→ OBJECTIVE:
Print the records below word for word, but leave out the pictures.

→ RECORDS SHOWN:
= = =
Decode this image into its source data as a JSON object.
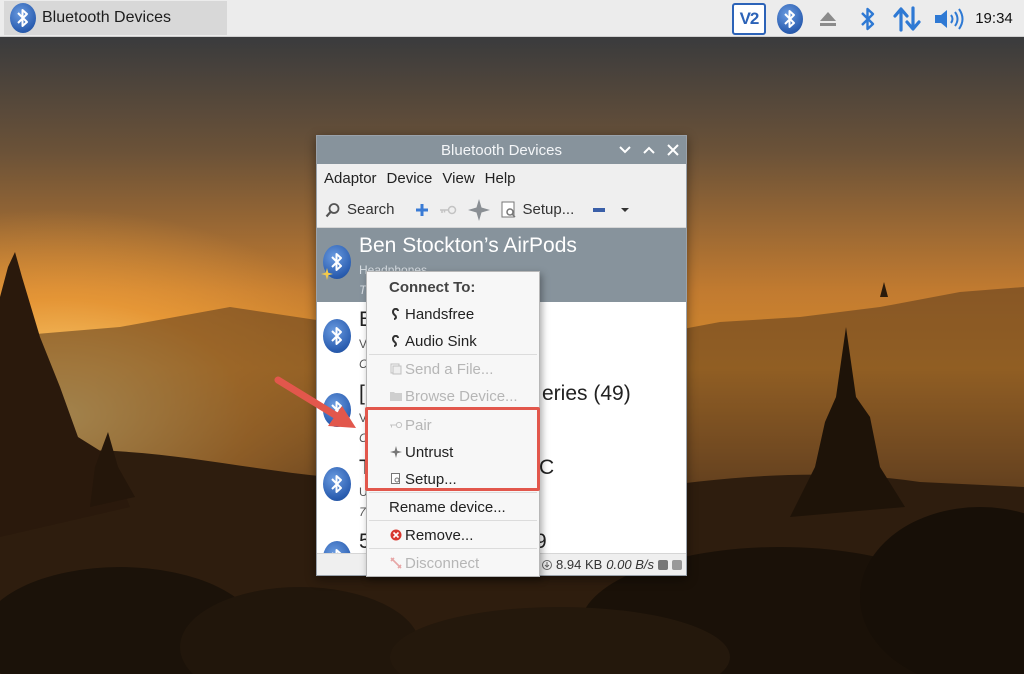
{
  "panel": {
    "task_label": "Bluetooth Devices",
    "vnc_label": "V2",
    "clock": "19:34",
    "tray_icons": [
      "vnc-icon",
      "bluetooth-icon",
      "eject-icon",
      "bluetooth-icon",
      "network-icon",
      "volume-icon"
    ]
  },
  "window": {
    "title": "Bluetooth Devices",
    "menu": [
      "Adaptor",
      "Device",
      "View",
      "Help"
    ],
    "toolbar": {
      "search_label": "Search",
      "setup_label": "Setup..."
    },
    "devices": [
      {
        "name": "Ben Stockton’s AirPods",
        "sub1": "Headphones",
        "sub2": "T",
        "selected": true
      },
      {
        "name": "B",
        "sub1": "V",
        "sub2": "C",
        "selected": false
      },
      {
        "name": "[",
        "suffix": "eries (49)",
        "sub1": "V",
        "sub2": "C",
        "selected": false
      },
      {
        "name": "T",
        "suffix": "C",
        "sub1": "U",
        "sub2": "7",
        "selected": false
      },
      {
        "name": "5",
        "suffix": "9",
        "sub1": "",
        "sub2": "",
        "selected": false
      }
    ],
    "status": {
      "left_fragment": "s",
      "received": "8.94 KB",
      "rate": "0.00 B/s"
    }
  },
  "context_menu": {
    "header": "Connect To:",
    "items": [
      {
        "label": "Handsfree",
        "icon": "ear-icon",
        "disabled": false
      },
      {
        "label": "Audio Sink",
        "icon": "ear-icon",
        "disabled": false
      },
      {
        "label": "Send a File...",
        "icon": "send-file-icon",
        "disabled": true
      },
      {
        "label": "Browse Device...",
        "icon": "folder-icon",
        "disabled": true
      },
      {
        "label": "Pair",
        "icon": "key-icon",
        "disabled": true
      },
      {
        "label": "Untrust",
        "icon": "trust-star-icon",
        "disabled": false
      },
      {
        "label": "Setup...",
        "icon": "setup-icon",
        "disabled": false
      },
      {
        "label": "Rename device...",
        "icon": "",
        "disabled": false
      },
      {
        "label": "Remove...",
        "icon": "remove-icon",
        "disabled": false
      },
      {
        "label": "Disconnect",
        "icon": "disconnect-icon",
        "disabled": true
      }
    ]
  },
  "annotation": {
    "color": "#e2574c"
  }
}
= = =
→ RIGHT ANSWER:
Decode this image into its source data as a JSON object.
{
  "panel": {
    "task_label": "Bluetooth Devices",
    "vnc_label": "V2",
    "clock": "19:34",
    "tray_icons": [
      "vnc-icon",
      "bluetooth-icon",
      "eject-icon",
      "bluetooth-icon",
      "network-icon",
      "volume-icon"
    ]
  },
  "window": {
    "title": "Bluetooth Devices",
    "menu": [
      "Adaptor",
      "Device",
      "View",
      "Help"
    ],
    "toolbar": {
      "search_label": "Search",
      "setup_label": "Setup..."
    },
    "devices": [
      {
        "name": "Ben Stockton’s AirPods",
        "sub1": "Headphones",
        "sub2": "T",
        "selected": true
      },
      {
        "name": "B",
        "sub1": "V",
        "sub2": "C",
        "selected": false
      },
      {
        "name": "[",
        "suffix": "eries (49)",
        "sub1": "V",
        "sub2": "C",
        "selected": false
      },
      {
        "name": "T",
        "suffix": "C",
        "sub1": "U",
        "sub2": "7",
        "selected": false
      },
      {
        "name": "5",
        "suffix": "9",
        "sub1": "",
        "sub2": "",
        "selected": false
      }
    ],
    "status": {
      "left_fragment": "s",
      "received": "8.94 KB",
      "rate": "0.00 B/s"
    }
  },
  "context_menu": {
    "header": "Connect To:",
    "items": [
      {
        "label": "Handsfree",
        "icon": "ear-icon",
        "disabled": false
      },
      {
        "label": "Audio Sink",
        "icon": "ear-icon",
        "disabled": false
      },
      {
        "label": "Send a File...",
        "icon": "send-file-icon",
        "disabled": true
      },
      {
        "label": "Browse Device...",
        "icon": "folder-icon",
        "disabled": true
      },
      {
        "label": "Pair",
        "icon": "key-icon",
        "disabled": true
      },
      {
        "label": "Untrust",
        "icon": "trust-star-icon",
        "disabled": false
      },
      {
        "label": "Setup...",
        "icon": "setup-icon",
        "disabled": false
      },
      {
        "label": "Rename device...",
        "icon": "",
        "disabled": false
      },
      {
        "label": "Remove...",
        "icon": "remove-icon",
        "disabled": false
      },
      {
        "label": "Disconnect",
        "icon": "disconnect-icon",
        "disabled": true
      }
    ]
  },
  "annotation": {
    "color": "#e2574c"
  }
}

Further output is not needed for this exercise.